> [The problem]: For every line in the data below that contains "name", copy the line.

[Dataset entries]

--- start ---

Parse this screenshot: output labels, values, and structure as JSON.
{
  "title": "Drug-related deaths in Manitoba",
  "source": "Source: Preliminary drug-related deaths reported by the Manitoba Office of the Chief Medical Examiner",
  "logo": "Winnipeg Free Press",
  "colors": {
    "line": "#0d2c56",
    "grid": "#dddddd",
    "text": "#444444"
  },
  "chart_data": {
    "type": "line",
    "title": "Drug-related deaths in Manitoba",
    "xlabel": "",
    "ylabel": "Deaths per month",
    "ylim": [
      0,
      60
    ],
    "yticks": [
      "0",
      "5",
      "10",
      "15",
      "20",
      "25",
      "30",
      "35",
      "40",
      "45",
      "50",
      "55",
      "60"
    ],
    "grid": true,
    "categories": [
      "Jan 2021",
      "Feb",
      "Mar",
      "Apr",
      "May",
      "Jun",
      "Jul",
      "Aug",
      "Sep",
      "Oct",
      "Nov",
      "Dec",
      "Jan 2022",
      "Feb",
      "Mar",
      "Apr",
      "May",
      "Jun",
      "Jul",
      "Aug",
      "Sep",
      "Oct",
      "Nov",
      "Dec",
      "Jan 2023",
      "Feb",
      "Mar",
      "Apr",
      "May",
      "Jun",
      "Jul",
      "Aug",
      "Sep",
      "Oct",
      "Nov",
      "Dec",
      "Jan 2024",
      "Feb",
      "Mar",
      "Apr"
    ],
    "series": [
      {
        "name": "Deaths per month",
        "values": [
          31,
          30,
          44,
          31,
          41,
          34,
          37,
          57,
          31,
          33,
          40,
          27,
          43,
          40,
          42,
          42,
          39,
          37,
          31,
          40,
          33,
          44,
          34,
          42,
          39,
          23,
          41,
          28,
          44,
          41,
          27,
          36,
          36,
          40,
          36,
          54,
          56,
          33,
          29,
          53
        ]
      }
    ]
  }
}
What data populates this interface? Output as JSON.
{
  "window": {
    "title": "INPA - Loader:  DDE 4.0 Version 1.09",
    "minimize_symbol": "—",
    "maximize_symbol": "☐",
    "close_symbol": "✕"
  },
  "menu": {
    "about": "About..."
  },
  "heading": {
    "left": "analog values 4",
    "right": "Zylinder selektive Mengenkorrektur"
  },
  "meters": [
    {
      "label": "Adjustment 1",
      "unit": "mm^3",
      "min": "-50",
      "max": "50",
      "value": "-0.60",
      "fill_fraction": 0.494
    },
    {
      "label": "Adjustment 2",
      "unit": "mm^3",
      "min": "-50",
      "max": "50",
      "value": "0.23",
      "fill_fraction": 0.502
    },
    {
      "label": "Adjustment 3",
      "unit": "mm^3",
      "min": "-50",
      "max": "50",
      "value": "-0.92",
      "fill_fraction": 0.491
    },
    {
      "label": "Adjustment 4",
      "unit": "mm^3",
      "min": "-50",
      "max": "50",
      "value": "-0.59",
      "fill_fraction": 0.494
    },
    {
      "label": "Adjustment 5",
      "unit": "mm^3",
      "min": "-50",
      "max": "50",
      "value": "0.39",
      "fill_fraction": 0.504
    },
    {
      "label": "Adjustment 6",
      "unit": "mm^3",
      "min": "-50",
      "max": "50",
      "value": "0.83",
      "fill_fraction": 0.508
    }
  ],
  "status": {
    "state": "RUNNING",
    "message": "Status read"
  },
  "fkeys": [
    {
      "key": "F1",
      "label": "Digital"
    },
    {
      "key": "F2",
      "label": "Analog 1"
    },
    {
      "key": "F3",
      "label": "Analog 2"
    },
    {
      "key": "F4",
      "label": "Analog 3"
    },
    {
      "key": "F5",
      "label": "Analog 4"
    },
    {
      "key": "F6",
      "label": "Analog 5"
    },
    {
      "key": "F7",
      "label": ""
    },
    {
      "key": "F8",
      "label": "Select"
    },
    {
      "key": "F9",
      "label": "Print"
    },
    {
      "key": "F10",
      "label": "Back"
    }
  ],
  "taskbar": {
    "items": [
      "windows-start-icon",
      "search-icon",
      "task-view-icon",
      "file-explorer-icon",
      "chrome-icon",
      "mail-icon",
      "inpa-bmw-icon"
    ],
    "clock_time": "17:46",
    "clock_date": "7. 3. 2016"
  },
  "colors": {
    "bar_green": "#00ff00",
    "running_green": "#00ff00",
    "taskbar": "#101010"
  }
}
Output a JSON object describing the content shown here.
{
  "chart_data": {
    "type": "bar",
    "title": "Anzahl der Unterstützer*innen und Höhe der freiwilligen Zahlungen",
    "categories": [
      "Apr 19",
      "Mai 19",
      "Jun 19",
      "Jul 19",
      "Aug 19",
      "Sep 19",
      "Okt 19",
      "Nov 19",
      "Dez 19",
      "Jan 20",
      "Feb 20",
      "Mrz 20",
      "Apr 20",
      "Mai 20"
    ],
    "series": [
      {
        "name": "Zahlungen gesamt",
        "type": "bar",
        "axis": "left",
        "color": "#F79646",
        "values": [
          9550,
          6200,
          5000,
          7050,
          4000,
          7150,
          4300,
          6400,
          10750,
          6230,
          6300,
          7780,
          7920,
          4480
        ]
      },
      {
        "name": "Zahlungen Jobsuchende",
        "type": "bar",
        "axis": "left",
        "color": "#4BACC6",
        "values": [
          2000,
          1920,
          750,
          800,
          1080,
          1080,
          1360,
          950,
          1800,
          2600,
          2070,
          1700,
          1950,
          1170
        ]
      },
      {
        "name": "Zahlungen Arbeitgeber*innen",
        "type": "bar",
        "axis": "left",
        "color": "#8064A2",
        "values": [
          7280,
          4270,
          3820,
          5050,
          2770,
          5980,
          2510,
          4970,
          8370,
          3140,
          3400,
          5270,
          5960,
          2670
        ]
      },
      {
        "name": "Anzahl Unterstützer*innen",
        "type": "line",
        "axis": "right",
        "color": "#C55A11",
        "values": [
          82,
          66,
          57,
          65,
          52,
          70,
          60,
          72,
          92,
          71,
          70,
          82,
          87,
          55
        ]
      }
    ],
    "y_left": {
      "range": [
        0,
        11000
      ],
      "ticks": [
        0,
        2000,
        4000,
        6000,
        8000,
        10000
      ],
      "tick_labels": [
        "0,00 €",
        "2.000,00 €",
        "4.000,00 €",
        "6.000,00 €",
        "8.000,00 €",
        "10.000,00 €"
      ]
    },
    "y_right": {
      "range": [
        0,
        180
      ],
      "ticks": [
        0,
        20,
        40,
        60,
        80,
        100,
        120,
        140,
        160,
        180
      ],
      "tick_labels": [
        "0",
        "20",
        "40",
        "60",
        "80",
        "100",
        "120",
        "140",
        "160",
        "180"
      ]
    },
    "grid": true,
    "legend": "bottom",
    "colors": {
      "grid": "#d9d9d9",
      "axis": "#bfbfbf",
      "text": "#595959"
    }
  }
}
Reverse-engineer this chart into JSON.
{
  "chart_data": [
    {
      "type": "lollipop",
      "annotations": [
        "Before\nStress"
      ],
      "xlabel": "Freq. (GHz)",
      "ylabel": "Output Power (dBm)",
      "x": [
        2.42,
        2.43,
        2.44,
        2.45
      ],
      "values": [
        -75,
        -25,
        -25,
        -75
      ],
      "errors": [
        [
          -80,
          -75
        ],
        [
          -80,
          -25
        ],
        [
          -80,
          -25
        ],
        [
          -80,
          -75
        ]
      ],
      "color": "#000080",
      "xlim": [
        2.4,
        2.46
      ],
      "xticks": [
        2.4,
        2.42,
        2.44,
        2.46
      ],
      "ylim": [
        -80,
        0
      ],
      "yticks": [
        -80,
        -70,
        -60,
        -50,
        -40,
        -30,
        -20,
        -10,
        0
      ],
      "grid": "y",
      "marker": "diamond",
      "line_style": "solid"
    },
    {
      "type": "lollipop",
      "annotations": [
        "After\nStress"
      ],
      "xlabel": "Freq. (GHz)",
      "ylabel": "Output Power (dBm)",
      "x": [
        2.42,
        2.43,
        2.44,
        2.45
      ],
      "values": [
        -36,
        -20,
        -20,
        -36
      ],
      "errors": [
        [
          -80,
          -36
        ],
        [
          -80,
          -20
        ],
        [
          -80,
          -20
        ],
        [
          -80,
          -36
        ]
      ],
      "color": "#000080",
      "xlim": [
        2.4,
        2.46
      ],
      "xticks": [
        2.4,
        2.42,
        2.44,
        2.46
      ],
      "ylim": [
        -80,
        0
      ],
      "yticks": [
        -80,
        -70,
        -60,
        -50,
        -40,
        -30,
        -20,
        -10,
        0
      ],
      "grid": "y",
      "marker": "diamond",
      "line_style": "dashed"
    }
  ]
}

--- end ---

> [Result below]:
        "name": "Deaths per month",
        "name": "Zahlungen gesamt",
        "name": "Zahlungen Jobsuchende",
        "name": "Zahlungen Arbeitgeber*innen",
        "name": "Anzahl Unterstützer*innen",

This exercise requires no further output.